====== Given text ======

I have dragged myself out of bed after midnight on a good sleeping night—one of those rain-blessed nights when you hear the tap and drizzle of the storm just outside the window—because this musing has come to me.
If I wait till morning, I’ll lose it.
It’s a message for you, Dear Reader, about creativity.
Maybe you have thought you would like to write something. Something true from your life and experience, be it written as fact or fiction. Something you might share with your children, your grandchildren, or the world.
But you have answered yourself: “No. I’m no writer.”
Or maybe: “No. I’d start and then not know where to go from there. I’d get writer’s block.”
But before you give up on the idea, consider my case. I resolved six years ago to start the writing career I had always promised myself. I knew not what I would write, nor how. But there was something inside me that had to come out. Surely if I gave it a whirl, something would turn up.
So I plunged in.
Are you still with me, Gentle Reader? Just plunging in is not unheard-of. People do it. You could plunge in, too—if you so chose.
When I plunged in, I wanted to write about the past—the place where I spend most of my time. But the first thing that came to me—it came in a dream one night—was a brief, whimsical character study of Skeezie, our woebegone old Siberian husky. I sent it to Fetch! magazine—“For dogs and their humans”—and they bought it.
What a morale booster! But it was an isolated victory, something of a fluke. I buckled down to my real aim of writing about the past. I wrote short stories about a young boy named Izzy Mahler, growing up in the ’Fifties. I submitted one to The Saturday Evening Post, and they published it in their online edition.
Wow, another fluke.
Over the next couple of years, the Post bought a couple more Izzy Mahler stories (here and here).

====== Entries provided ======

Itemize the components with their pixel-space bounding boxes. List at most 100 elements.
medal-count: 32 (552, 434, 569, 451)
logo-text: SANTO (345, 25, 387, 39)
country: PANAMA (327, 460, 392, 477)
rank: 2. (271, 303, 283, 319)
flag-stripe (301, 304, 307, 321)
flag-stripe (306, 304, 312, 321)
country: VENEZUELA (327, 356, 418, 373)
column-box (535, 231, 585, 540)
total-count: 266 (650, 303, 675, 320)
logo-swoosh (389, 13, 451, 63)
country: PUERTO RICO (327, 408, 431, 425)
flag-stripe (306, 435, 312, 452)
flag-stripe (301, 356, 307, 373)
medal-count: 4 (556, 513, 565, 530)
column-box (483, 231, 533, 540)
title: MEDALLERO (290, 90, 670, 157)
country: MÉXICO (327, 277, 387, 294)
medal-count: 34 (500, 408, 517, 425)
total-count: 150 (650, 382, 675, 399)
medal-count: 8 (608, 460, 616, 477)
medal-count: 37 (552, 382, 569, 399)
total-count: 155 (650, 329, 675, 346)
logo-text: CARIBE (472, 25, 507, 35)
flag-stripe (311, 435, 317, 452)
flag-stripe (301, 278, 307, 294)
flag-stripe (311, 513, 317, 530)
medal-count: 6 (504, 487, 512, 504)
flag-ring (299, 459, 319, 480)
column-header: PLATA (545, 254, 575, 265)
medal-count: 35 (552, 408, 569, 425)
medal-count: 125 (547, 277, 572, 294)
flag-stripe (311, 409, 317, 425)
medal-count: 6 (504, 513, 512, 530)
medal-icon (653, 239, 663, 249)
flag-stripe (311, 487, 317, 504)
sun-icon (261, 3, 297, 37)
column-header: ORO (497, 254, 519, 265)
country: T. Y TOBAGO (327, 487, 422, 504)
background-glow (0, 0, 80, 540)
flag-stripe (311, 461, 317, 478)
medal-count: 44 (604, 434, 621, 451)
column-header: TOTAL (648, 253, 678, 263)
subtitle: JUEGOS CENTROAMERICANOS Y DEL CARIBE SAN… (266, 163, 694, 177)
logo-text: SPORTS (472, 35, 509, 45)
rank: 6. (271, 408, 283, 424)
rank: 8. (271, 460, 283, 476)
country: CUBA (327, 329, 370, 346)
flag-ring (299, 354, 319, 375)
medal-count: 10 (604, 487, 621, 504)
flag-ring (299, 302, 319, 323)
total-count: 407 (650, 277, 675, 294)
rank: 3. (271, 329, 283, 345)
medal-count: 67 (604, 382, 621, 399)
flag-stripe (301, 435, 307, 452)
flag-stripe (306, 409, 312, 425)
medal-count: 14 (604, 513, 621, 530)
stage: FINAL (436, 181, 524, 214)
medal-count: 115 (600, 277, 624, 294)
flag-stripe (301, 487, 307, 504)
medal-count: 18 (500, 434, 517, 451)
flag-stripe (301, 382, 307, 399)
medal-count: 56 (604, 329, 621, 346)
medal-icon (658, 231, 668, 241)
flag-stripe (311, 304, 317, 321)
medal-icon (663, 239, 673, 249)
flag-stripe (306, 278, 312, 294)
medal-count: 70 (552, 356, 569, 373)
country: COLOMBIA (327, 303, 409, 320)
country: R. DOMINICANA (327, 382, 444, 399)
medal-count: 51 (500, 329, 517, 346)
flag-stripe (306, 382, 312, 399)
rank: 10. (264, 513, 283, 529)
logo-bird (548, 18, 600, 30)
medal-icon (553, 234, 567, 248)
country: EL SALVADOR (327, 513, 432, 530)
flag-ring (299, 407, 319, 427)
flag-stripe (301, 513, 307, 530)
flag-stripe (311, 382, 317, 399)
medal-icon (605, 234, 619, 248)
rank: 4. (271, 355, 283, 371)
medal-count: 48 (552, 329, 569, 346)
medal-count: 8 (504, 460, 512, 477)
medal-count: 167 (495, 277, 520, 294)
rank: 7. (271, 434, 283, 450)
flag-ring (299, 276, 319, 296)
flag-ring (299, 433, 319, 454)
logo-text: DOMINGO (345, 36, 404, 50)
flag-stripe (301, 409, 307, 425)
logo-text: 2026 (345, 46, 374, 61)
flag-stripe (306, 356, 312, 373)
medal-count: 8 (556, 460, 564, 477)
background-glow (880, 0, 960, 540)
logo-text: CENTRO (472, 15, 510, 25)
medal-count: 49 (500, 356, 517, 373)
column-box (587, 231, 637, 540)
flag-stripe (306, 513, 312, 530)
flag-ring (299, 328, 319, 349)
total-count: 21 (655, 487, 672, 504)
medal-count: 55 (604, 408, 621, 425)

======

Instructions:
• A. In the essay on creativity and writing, which magazine bought the piece about Skeezie?
• B. Reproduce word for word the passage of the creativity essay starting at "What a morale" and ending at "(here and here).".
• C. Resume the essay on creativity and writing after its last sentence.

Results for each task:
• A. Fetch! magazine bought it.

• B.
What a morale booster! But it was an isolated victory, something of a fluke. I buckled down to my real aim of writing about the past. I wrote short stories about a young boy named Izzy Mahler, growing up in the ’Fifties. I submitted one to The Saturday Evening Post, and they published it in their online edition.
Wow, another fluke.
Over the next couple of years, the Post bought a couple more Izzy Mahler stories (here and here).

• C.
But I wanted something more. I hankered to write a novel. My wife, Jo, had unearthed my Norwegian ancestors, and the framework of their lives, as shown by her research, suggested the beginnings of a plot.
Plunging in is fine, Cherished Reader, but I craved a surer sense of what I was about. What kind of Pandora’s box would I open if I embarked on a novel? So I signed up for the University of Wisconsin–Extension’s “Write By The Lake” conference in the summer of 2016. There, the inimitable Laurie Scheer encouraged me to go ahead and write my “immigrant novel.”
So I plunged in. Does this suggest any writing strategy to you, Dear Reader?
I wrote most of the novel on my laptop but part of it in longhand in a notebook I took with me to a church meeting in 2017. I recruited volunteer beta readers to read my work and give feedback.
Sensing I was in over my head, I joined Tuesdays With Story, a writers’ mutual critique group led by Jerry Peterson of Janesville, Wisconsin. Jerry is an author with plenty of publication credits, a master of great stories. When I showed my early chapters to the group, I had to swallow a lot of guff arising from amateurism in my writing. It was galling, Dear Reader—but I could not ignore the truth in the critiques.
My writing started to get better.
We talked a lot in the group about “writer platforms,” about one’s “social media presence,” about “blogs” and “podcasts.” It seemed you had to do that stuff to be successful. My heart screamed, “No! No! No! Here I am trying to burrow into the past, and you’re trying to shove me into some godforsaken future. I won’t go!”
But at some point in those discussions, Jerry said, “Well, instead of thinking of a blog as something to promote your writing, you might look at a blog as being your writing—at least, part of it. If nothing else, it’s a chance to write something and get it in front of the public, on your own terms.”
To Blog, or Not to Blog: That Is the Question
It was an agonizing decision. For a blog to be worth doing, it ought to be posted regularly, maybe as often as once a week. I would have to spend a lot of my precious time composing and posting blog entries.
I had heard somebody say, “It’s easy. Just rattle off something and post it. A few minutes a week.” But I could never do that. Why would I put something into the world under my name that was not carefully written? Pondered? Revised? Crafted? To do so would be the opposite of what I was trying to do. If I was going to start a blog, the entries needed to be high in quality.
That meant significant time spent each week, and that would cut into my novel writing time. Besides—where would I come up with all the material needed for a weekly blog post?
I’m hearing an echo now, Kind Reader, as you murmur, “What if I tried to write something? Where would I get the content?”
Well, I’ll tell you what Your New Favorite Writer did.
I plunged in. Here we go again. Do you see a pattern?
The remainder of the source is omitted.